-- Start Excerpted data --
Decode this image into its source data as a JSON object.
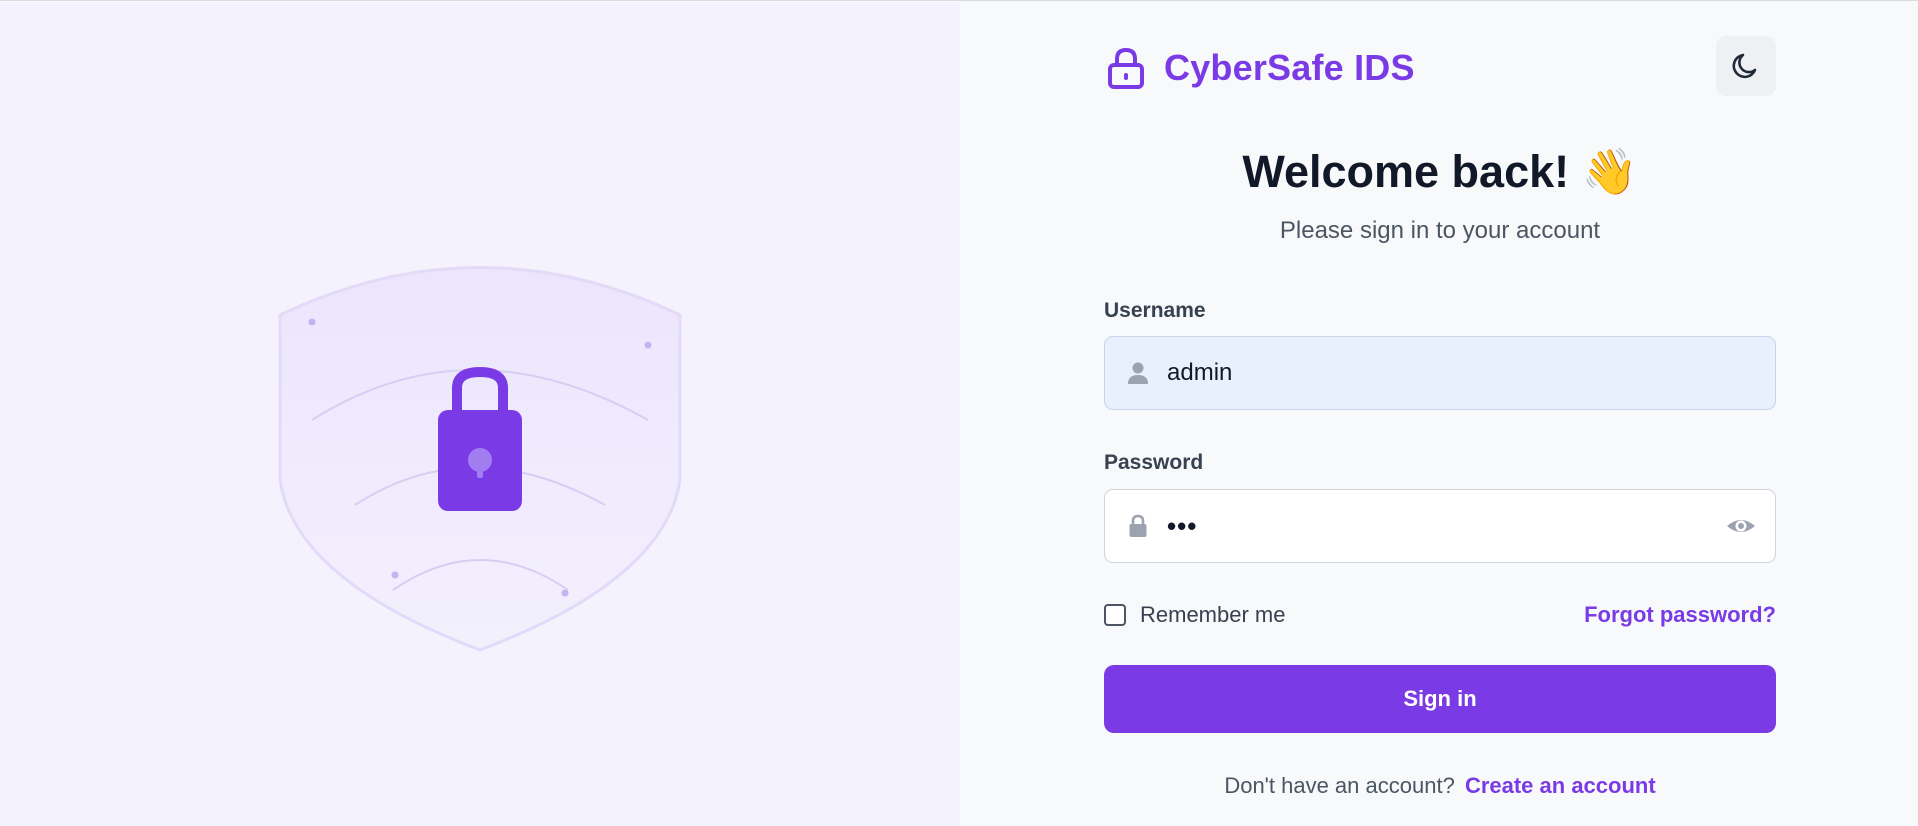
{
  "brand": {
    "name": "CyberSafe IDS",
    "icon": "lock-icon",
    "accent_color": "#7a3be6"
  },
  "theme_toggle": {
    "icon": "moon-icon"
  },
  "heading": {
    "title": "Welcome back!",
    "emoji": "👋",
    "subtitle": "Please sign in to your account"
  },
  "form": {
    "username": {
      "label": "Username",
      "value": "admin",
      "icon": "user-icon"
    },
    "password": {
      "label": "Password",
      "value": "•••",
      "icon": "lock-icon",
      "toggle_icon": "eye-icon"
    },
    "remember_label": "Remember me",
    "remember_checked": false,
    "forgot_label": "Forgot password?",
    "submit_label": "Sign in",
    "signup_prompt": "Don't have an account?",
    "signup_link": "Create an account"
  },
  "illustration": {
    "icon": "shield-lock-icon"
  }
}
-- End Excerpted data --
Description of the task: State the number of lines that contain the string "account", with no other words.

Solution for this exercise: 3